▶ _Exercise aim_:
Copy each line below that includes "Archives".
+++
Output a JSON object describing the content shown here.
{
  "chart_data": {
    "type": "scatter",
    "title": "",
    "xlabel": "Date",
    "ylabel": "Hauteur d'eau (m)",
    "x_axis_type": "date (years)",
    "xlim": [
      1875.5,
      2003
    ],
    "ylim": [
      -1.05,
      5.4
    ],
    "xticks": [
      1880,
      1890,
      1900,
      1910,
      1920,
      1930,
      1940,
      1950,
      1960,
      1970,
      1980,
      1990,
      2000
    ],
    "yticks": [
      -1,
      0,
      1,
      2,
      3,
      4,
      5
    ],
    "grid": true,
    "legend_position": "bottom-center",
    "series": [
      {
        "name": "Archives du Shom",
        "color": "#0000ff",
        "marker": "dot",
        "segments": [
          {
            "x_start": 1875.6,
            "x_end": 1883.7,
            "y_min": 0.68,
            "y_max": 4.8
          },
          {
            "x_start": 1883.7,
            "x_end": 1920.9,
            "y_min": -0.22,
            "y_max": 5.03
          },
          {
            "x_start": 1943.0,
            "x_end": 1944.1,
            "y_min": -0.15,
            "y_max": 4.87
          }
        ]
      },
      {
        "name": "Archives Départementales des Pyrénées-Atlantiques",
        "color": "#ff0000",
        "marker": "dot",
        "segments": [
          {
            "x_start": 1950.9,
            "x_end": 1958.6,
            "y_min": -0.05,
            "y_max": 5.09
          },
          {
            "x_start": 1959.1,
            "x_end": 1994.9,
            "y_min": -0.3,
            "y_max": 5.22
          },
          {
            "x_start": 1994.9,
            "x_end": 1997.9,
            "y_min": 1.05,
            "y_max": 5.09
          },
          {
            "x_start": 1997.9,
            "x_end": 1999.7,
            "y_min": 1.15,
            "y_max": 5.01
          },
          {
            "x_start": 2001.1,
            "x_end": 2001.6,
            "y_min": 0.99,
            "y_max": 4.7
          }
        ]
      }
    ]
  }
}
+++
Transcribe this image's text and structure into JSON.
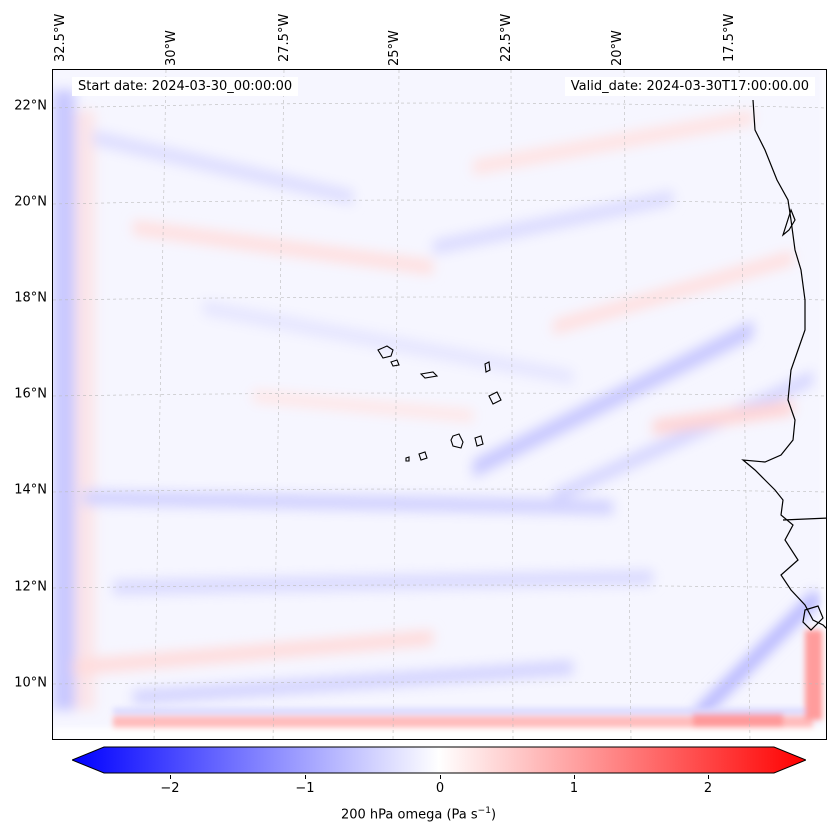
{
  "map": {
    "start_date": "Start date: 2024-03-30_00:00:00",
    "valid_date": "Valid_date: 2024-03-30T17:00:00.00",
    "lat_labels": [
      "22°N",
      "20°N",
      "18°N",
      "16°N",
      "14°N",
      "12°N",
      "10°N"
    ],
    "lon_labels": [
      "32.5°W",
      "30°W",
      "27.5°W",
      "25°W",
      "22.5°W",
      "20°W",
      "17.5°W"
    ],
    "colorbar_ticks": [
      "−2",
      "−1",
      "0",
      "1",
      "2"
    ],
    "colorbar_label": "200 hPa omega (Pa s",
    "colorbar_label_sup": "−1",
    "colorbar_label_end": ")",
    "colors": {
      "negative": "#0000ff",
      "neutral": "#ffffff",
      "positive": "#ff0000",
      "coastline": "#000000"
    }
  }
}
+++
▶ _Answer in full_:
        "name": "Archives du Shom",
        "name": "Archives Départementales des Pyrénées-Atlantiques",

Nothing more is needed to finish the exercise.